WRITTEN PROBLEM
Return each line that holds the word "stressor".

[Raw records]
------

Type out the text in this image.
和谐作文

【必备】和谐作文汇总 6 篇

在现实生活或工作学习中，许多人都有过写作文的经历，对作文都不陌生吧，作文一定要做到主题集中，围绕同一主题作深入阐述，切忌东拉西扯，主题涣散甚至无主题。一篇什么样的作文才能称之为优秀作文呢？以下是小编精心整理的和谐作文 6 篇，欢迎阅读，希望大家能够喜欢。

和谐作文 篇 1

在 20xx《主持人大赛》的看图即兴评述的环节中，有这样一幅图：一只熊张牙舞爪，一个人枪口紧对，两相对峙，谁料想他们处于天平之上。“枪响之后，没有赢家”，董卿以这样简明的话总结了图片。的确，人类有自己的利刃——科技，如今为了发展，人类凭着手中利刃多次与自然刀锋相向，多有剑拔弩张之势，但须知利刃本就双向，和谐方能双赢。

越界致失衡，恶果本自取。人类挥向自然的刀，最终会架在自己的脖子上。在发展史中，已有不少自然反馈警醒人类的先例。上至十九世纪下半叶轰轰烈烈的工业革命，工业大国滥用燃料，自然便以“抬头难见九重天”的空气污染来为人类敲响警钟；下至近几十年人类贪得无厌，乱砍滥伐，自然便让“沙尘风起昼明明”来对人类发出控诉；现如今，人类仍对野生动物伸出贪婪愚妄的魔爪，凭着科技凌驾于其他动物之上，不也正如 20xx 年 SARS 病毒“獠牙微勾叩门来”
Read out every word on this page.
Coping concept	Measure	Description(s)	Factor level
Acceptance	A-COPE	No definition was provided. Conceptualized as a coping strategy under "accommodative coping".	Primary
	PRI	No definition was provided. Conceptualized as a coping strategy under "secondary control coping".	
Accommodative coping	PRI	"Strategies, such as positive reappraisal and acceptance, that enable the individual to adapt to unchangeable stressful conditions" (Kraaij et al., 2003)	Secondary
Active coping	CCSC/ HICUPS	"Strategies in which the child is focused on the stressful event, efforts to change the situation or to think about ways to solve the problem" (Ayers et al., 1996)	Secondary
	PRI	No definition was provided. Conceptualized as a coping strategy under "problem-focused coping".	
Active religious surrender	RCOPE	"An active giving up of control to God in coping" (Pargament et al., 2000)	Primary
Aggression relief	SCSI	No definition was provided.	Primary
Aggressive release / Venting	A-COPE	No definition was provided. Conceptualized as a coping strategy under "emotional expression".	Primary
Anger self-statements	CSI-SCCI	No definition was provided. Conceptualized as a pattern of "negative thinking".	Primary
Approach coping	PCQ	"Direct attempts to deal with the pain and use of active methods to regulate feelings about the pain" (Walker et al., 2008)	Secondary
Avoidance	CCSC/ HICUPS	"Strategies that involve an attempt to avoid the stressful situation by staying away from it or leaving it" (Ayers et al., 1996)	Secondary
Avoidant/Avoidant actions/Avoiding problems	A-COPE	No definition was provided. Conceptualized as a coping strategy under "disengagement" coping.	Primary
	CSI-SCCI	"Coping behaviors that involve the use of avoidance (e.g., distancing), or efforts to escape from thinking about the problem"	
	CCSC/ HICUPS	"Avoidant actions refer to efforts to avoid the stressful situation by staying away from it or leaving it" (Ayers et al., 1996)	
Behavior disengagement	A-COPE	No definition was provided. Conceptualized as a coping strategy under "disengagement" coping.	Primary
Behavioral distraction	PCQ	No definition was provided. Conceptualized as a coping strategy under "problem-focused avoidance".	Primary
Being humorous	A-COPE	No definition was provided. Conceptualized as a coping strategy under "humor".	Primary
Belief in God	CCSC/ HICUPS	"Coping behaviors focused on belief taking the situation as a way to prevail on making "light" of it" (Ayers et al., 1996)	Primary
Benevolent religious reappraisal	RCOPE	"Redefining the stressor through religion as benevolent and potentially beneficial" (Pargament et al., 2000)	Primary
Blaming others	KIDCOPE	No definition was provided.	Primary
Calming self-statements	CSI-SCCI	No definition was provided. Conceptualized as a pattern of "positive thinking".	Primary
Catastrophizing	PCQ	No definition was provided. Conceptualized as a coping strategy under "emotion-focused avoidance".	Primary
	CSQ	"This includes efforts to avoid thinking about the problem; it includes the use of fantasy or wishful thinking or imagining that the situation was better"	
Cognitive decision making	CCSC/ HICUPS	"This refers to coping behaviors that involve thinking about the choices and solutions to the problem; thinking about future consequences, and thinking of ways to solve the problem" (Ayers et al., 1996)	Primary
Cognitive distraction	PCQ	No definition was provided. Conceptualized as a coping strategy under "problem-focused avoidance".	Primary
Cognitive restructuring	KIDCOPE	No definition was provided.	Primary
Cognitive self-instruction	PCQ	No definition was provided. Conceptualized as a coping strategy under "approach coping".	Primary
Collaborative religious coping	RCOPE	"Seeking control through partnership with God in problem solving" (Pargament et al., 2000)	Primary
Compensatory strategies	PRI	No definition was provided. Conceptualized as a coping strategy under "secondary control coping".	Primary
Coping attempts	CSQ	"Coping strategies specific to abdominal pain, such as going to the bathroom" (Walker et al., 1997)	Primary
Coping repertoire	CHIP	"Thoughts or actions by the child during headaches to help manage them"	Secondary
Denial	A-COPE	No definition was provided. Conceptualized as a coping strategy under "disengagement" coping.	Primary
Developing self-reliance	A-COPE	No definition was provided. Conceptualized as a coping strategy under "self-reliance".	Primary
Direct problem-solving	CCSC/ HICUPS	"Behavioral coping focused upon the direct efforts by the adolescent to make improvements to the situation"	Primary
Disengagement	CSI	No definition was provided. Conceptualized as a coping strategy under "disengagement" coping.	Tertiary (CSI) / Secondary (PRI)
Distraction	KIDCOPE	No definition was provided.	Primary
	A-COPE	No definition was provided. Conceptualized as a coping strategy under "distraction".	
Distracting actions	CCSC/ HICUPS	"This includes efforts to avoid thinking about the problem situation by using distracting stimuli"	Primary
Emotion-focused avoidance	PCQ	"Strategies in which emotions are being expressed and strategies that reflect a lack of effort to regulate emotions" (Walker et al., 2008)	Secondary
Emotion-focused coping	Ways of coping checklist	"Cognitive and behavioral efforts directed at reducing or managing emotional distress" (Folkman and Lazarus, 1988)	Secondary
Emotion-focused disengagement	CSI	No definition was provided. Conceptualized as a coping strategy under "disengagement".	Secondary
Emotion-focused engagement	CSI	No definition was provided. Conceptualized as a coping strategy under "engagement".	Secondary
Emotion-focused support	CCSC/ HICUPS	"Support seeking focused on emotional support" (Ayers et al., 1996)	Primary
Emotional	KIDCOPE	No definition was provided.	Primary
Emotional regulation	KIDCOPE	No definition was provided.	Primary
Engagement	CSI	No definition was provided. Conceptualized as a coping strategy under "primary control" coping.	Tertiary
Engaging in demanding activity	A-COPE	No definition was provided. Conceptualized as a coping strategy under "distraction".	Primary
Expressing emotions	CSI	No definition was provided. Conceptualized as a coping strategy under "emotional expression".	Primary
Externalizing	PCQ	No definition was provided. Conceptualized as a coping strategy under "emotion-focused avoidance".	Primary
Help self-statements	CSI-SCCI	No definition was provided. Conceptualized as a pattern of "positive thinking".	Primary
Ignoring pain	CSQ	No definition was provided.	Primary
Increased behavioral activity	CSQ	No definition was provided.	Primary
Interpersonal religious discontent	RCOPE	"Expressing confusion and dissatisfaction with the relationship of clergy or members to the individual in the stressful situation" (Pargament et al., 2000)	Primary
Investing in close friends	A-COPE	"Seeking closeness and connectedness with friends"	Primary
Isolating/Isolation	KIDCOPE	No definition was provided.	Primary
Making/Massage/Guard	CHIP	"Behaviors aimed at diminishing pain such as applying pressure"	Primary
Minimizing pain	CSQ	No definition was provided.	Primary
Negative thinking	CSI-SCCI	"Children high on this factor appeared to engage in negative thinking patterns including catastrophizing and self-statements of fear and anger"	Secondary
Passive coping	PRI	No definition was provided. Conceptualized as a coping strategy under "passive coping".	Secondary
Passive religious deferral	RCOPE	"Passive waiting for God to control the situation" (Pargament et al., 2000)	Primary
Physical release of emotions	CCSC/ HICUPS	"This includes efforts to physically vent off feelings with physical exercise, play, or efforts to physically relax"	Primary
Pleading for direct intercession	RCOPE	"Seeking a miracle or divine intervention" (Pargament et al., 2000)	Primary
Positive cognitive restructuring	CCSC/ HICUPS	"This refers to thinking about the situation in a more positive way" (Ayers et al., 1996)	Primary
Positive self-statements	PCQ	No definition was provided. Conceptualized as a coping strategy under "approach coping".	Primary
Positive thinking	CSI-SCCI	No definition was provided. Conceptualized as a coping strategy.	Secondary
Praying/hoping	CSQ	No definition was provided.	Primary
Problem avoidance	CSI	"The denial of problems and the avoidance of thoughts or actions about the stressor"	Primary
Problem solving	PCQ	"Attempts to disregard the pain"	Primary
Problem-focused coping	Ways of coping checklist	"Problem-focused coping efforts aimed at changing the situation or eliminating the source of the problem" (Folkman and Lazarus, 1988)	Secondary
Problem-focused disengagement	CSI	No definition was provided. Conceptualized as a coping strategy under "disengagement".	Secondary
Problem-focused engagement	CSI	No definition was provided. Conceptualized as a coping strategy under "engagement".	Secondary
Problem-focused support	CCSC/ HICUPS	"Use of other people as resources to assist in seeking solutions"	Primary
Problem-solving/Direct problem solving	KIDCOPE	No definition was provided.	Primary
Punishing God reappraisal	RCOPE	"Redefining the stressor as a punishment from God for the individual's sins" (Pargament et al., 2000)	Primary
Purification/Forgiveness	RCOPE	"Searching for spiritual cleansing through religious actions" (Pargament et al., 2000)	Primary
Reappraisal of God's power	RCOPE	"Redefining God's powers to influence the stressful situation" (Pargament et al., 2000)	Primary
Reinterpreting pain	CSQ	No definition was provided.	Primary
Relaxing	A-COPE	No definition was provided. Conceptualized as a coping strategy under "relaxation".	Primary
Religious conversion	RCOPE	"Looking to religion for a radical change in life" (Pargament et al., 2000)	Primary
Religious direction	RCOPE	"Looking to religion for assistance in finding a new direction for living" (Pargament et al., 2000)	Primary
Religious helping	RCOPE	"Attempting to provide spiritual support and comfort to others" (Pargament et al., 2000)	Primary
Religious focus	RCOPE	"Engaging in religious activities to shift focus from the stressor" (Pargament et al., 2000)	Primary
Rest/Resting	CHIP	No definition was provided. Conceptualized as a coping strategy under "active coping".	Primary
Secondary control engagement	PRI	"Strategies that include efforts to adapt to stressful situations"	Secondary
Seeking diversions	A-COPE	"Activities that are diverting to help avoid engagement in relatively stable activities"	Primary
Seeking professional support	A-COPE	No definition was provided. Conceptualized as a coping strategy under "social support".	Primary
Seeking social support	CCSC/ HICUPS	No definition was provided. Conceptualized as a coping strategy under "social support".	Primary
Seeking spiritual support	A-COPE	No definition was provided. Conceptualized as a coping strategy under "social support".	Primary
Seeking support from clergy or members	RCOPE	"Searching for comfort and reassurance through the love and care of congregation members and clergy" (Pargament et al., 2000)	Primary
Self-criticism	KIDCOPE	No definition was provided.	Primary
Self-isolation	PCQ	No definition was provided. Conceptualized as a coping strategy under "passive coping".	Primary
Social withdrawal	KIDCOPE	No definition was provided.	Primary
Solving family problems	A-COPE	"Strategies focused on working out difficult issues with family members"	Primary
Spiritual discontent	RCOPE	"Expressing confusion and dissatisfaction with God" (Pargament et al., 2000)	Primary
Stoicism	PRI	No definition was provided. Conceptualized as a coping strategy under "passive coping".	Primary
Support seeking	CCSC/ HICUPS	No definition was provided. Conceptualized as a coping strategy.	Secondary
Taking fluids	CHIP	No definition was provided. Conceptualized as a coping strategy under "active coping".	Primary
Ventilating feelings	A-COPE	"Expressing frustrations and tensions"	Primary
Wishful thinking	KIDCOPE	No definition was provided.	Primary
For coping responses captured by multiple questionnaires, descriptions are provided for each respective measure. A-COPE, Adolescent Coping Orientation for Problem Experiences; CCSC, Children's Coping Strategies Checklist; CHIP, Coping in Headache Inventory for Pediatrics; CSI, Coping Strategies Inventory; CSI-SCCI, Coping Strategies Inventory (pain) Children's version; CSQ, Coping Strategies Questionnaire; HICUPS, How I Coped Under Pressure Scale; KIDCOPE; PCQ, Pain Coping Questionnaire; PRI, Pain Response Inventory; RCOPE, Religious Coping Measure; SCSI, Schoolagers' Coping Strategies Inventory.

------

OUTPUT FOR THIS TASK
Benevolent religious reappraisal	RCOPE	"Redefining the stressor through religion as benevolent and potentially beneficial" (Pargament et al., 2000)	Primary
Problem avoidance	CSI	"The denial of problems and the avoidance of thoughts or actions about the stressor"	Primary
Punishing God reappraisal	RCOPE	"Redefining the stressor as a punishment from God for the individual's sins" (Pargament et al., 2000)	Primary
Religious focus	RCOPE	"Engaging in religious activities to shift focus from the stressor" (Pargament et al., 2000)	Primary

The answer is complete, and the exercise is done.